### AIM OF THE TASK
Omit every picture and write out the rest of the records exactly.

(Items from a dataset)

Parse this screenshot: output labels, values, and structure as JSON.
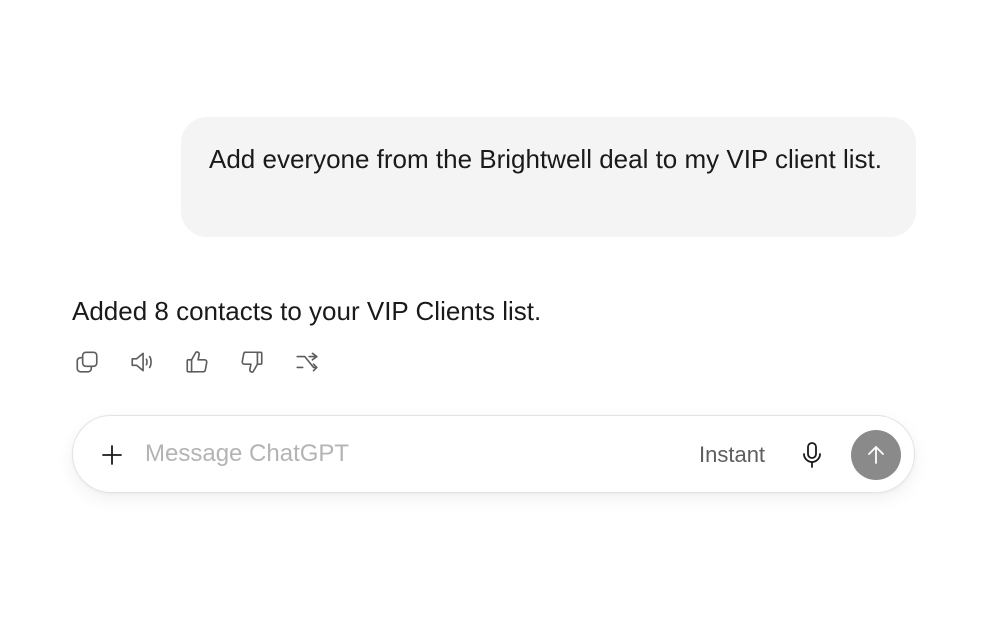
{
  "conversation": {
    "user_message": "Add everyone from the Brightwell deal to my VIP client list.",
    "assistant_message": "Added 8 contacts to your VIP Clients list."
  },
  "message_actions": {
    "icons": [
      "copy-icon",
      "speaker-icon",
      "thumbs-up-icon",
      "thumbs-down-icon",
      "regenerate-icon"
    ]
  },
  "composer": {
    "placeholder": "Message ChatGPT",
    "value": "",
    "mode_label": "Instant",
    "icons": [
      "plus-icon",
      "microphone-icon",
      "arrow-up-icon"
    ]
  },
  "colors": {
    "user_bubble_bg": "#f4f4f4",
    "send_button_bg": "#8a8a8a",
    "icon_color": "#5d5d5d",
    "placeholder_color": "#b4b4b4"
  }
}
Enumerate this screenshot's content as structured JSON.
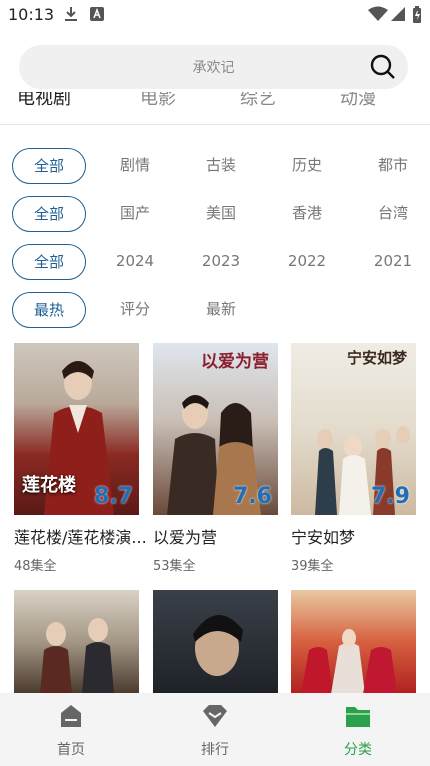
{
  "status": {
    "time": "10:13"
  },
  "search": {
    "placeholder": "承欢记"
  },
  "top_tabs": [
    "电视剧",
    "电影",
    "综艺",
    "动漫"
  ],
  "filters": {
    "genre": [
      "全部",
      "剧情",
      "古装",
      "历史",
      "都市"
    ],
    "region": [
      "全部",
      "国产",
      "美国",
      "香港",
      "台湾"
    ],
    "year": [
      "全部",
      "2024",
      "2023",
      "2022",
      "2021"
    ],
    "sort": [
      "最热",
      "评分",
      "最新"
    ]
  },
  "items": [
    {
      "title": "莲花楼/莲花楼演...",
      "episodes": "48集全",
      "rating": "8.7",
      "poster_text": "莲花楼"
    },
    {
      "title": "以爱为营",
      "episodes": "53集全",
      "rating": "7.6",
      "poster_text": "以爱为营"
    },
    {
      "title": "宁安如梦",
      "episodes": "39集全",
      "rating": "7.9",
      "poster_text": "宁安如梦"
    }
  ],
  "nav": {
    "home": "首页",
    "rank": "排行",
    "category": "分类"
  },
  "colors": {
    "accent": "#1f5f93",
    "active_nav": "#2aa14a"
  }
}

### REPLY
Parse this screenshot: output labels, values, and structure as JSON.
{
  "conversation": {
    "user_message": "Add everyone from the Brightwell deal to my VIP client list.",
    "assistant_message": "Added 8 contacts to your VIP Clients list."
  },
  "message_actions": {
    "icons": [
      "copy-icon",
      "speaker-icon",
      "thumbs-up-icon",
      "thumbs-down-icon",
      "regenerate-icon"
    ]
  },
  "composer": {
    "placeholder": "Message ChatGPT",
    "value": "",
    "mode_label": "Instant",
    "icons": [
      "plus-icon",
      "microphone-icon",
      "arrow-up-icon"
    ]
  },
  "colors": {
    "user_bubble_bg": "#f4f4f4",
    "send_button_bg": "#8a8a8a",
    "icon_color": "#5d5d5d",
    "placeholder_color": "#b4b4b4"
  }
}
Enumerate this screenshot's content as structured JSON.
{
  "status": {
    "time": "10:13"
  },
  "search": {
    "placeholder": "承欢记"
  },
  "top_tabs": [
    "电视剧",
    "电影",
    "综艺",
    "动漫"
  ],
  "filters": {
    "genre": [
      "全部",
      "剧情",
      "古装",
      "历史",
      "都市"
    ],
    "region": [
      "全部",
      "国产",
      "美国",
      "香港",
      "台湾"
    ],
    "year": [
      "全部",
      "2024",
      "2023",
      "2022",
      "2021"
    ],
    "sort": [
      "最热",
      "评分",
      "最新"
    ]
  },
  "items": [
    {
      "title": "莲花楼/莲花楼演...",
      "episodes": "48集全",
      "rating": "8.7",
      "poster_text": "莲花楼"
    },
    {
      "title": "以爱为营",
      "episodes": "53集全",
      "rating": "7.6",
      "poster_text": "以爱为营"
    },
    {
      "title": "宁安如梦",
      "episodes": "39集全",
      "rating": "7.9",
      "poster_text": "宁安如梦"
    }
  ],
  "nav": {
    "home": "首页",
    "rank": "排行",
    "category": "分类"
  },
  "colors": {
    "accent": "#1f5f93",
    "active_nav": "#2aa14a"
  }
}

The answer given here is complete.